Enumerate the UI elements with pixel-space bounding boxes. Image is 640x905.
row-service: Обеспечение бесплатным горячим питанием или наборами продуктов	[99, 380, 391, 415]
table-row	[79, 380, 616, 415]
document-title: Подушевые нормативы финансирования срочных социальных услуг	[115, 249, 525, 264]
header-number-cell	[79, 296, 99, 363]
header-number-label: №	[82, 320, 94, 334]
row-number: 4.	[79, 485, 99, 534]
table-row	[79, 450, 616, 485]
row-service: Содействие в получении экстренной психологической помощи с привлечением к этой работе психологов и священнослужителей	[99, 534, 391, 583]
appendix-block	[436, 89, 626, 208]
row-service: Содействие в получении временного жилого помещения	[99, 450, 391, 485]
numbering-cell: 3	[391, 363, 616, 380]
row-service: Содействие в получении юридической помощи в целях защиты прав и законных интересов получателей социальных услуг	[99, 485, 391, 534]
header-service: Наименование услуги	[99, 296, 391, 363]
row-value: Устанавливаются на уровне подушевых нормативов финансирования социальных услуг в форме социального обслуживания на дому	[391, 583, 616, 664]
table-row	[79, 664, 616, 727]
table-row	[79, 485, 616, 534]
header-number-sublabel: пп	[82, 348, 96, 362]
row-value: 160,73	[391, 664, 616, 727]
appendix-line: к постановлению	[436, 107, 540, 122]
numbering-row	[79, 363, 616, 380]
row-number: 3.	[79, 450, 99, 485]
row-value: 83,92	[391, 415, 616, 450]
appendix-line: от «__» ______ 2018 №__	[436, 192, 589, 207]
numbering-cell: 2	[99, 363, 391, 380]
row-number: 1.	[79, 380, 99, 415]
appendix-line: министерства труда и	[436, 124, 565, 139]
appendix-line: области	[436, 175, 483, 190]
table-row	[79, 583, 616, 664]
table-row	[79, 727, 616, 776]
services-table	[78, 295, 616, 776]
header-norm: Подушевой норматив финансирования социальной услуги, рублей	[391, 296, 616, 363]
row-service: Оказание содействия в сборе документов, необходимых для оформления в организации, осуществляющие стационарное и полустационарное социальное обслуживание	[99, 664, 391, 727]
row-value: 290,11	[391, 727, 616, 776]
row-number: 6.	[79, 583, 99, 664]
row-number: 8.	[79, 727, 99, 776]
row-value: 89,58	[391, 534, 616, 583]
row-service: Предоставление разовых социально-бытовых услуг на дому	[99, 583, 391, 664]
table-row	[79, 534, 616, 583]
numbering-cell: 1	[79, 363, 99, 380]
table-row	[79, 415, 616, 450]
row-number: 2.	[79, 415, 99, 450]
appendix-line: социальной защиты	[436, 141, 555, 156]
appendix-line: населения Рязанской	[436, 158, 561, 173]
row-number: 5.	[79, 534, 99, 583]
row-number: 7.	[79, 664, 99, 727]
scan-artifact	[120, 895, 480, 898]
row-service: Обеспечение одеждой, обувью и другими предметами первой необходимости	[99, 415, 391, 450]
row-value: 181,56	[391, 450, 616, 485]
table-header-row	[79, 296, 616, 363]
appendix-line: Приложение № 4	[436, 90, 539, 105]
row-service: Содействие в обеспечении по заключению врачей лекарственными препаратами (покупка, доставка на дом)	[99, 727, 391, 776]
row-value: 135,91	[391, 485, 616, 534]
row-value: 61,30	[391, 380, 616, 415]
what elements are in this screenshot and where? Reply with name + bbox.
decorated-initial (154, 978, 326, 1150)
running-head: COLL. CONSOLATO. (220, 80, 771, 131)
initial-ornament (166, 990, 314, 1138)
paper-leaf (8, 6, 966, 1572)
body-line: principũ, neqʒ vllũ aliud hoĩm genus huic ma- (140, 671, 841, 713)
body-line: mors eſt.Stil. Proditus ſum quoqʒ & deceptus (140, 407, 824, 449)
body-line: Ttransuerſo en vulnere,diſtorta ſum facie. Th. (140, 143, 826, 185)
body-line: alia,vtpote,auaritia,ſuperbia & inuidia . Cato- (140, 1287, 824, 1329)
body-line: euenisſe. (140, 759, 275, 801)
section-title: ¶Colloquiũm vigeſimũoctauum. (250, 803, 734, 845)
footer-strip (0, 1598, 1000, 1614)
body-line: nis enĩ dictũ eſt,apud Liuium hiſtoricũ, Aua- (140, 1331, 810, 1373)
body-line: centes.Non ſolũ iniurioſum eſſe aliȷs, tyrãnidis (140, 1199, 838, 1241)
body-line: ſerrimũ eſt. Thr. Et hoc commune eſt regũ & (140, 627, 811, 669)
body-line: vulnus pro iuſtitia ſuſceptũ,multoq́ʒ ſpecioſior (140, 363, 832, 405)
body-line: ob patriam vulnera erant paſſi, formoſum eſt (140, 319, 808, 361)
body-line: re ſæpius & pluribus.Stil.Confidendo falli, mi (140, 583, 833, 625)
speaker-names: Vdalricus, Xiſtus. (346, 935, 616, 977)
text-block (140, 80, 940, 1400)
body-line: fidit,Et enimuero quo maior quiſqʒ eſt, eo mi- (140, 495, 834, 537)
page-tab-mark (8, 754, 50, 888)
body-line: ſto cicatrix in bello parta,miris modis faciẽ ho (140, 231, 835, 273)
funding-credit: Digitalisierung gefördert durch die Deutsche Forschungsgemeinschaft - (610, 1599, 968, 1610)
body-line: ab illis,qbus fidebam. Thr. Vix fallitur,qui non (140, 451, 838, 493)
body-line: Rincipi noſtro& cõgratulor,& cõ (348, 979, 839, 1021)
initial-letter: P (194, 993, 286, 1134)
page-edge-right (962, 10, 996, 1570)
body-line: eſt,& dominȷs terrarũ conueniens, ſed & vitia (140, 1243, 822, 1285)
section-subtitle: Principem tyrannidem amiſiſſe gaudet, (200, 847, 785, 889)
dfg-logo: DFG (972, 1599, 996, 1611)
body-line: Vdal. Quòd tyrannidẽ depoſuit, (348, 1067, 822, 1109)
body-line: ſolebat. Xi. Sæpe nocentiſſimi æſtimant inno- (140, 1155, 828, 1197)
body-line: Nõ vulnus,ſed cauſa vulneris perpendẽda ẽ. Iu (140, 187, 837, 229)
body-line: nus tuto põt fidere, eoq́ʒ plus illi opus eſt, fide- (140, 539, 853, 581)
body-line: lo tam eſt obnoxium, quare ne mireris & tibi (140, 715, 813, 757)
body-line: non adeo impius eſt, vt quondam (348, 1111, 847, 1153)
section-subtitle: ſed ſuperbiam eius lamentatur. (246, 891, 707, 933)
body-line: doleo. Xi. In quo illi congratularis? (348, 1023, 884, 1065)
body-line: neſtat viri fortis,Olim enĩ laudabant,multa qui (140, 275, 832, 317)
◆ ◆ ◆ ◆ ◆
Reproduce the items from the start through the line containing "380, 99, 415]", both ends included, with "table-row" changed to "service-row" everywhere in them and nothing else altered.

[RESPONSE BELOW]:
Enumerate the UI elements with pixel-space bounding boxes. Image is 640x905.
row-service: Обеспечение бесплатным горячим питанием или наборами продуктов	[99, 380, 391, 415]
service-row	[79, 380, 616, 415]
document-title: Подушевые нормативы финансирования срочных социальных услуг	[115, 249, 525, 264]
header-number-cell	[79, 296, 99, 363]
header-number-label: №	[82, 320, 94, 334]
row-number: 4.	[79, 485, 99, 534]
service-row	[79, 450, 616, 485]
row-service: Содействие в получении экстренной психологической помощи с привлечением к этой работе психологов и священнослужителей	[99, 534, 391, 583]
appendix-block	[436, 89, 626, 208]
row-service: Содействие в получении временного жилого помещения	[99, 450, 391, 485]
numbering-cell: 3	[391, 363, 616, 380]
row-service: Содействие в получении юридической помощи в целях защиты прав и законных интересов получателей социальных услуг	[99, 485, 391, 534]
header-service: Наименование услуги	[99, 296, 391, 363]
row-value: Устанавливаются на уровне подушевых нормативов финансирования социальных услуг в форме социального обслуживания на дому	[391, 583, 616, 664]
service-row	[79, 664, 616, 727]
service-row	[79, 485, 616, 534]
header-number-sublabel: пп	[82, 348, 96, 362]
row-value: 160,73	[391, 664, 616, 727]
appendix-line: к постановлению	[436, 107, 540, 122]
numbering-row	[79, 363, 616, 380]
row-number: 3.	[79, 450, 99, 485]
row-value: 83,92	[391, 415, 616, 450]
appendix-line: от «__» ______ 2018 №__	[436, 192, 589, 207]
numbering-cell: 2	[99, 363, 391, 380]
row-number: 1.	[79, 380, 99, 415]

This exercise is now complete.